Repeat the material below exactly, line for line.

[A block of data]
________________________

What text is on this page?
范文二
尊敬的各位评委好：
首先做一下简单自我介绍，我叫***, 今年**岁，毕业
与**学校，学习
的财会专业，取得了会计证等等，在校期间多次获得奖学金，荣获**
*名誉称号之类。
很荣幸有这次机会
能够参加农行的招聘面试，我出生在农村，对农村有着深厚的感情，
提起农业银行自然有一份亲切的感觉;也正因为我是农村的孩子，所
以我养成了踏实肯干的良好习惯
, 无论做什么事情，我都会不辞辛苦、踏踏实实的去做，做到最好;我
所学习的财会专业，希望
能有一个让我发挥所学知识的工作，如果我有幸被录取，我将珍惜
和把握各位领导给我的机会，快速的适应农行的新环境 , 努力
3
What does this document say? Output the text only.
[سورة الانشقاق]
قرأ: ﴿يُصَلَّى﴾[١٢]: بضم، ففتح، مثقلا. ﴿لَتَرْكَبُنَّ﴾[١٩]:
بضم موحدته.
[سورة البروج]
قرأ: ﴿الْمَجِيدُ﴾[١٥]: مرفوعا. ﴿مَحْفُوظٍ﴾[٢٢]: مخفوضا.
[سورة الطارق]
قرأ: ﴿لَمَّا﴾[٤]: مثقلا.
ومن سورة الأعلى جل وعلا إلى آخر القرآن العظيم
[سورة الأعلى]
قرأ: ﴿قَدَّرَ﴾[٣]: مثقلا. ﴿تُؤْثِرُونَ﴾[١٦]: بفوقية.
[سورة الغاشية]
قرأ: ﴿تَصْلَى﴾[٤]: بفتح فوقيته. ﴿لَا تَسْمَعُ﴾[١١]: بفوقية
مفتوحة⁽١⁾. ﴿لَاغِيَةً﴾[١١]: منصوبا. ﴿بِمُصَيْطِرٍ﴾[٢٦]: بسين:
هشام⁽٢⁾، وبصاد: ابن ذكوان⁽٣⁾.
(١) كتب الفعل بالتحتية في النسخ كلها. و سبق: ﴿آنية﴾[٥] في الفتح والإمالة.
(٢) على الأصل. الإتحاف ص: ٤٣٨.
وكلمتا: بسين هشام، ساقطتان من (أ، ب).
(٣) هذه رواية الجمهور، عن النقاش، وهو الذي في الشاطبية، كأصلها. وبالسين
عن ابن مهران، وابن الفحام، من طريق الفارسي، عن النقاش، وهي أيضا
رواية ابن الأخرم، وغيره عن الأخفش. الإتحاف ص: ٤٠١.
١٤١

________________________

- **TASK RESPONSE**
What text is on this page?
范文二
尊敬的各位评委好：
首先做一下简单自我介绍，我叫***, 今年**岁，毕业
与**学校，学习
的财会专业，取得了会计证等等，在校期间多次获得奖学金，荣获**
*名誉称号之类。
很荣幸有这次机会
能够参加农行的招聘面试，我出生在农村，对农村有着深厚的感情，
提起农业银行自然有一份亲切的感觉;也正因为我是农村的孩子，所
以我养成了踏实肯干的良好习惯
, 无论做什么事情，我都会不辞辛苦、踏踏实实的去做，做到最好;我
所学习的财会专业，希望
能有一个让我发挥所学知识的工作，如果我有幸被录取，我将珍惜
和把握各位领导给我的机会，快速的适应农行的新环境 , 努力
3
What does this document say? Output the text only.
[سورة الانشقاق]
قرأ: ﴿يُصَلَّى﴾[١٢]: بضم، ففتح، مثقلا. ﴿لَتَرْكَبُنَّ﴾[١٩]:
بضم موحدته.
[سورة البروج]
قرأ: ﴿الْمَجِيدُ﴾[١٥]: مرفوعا. ﴿مَحْفُوظٍ﴾[٢٢]: مخفوضا.
[سورة الطارق]
قرأ: ﴿لَمَّا﴾[٤]: مثقلا.
ومن سورة الأعلى جل وعلا إلى آخر القرآن العظيم
[سورة الأعلى]
قرأ: ﴿قَدَّرَ﴾[٣]: مثقلا. ﴿تُؤْثِرُونَ﴾[١٦]: بفوقية.
[سورة الغاشية]
قرأ: ﴿تَصْلَى﴾[٤]: بفتح فوقيته. ﴿لَا تَسْمَعُ﴾[١١]: بفوقية
مفتوحة⁽١⁾. ﴿لَاغِيَةً﴾[١١]: منصوبا. ﴿بِمُصَيْطِرٍ﴾[٢٦]: بسين:
هشام⁽٢⁾، وبصاد: ابن ذكوان⁽٣⁾.
(١) كتب الفعل بالتحتية في النسخ كلها. و سبق: ﴿آنية﴾[٥] في الفتح والإمالة.
(٢) على الأصل. الإتحاف ص: ٤٣٨.
وكلمتا: بسين هشام، ساقطتان من (أ، ب).
(٣) هذه رواية الجمهور، عن النقاش، وهو الذي في الشاطبية، كأصلها. وبالسين
عن ابن مهران، وابن الفحام، من طريق الفارسي، عن النقاش، وهي أيضا
رواية ابن الأخرم، وغيره عن الأخفش. الإتحاف ص: ٤٠١.
١٤١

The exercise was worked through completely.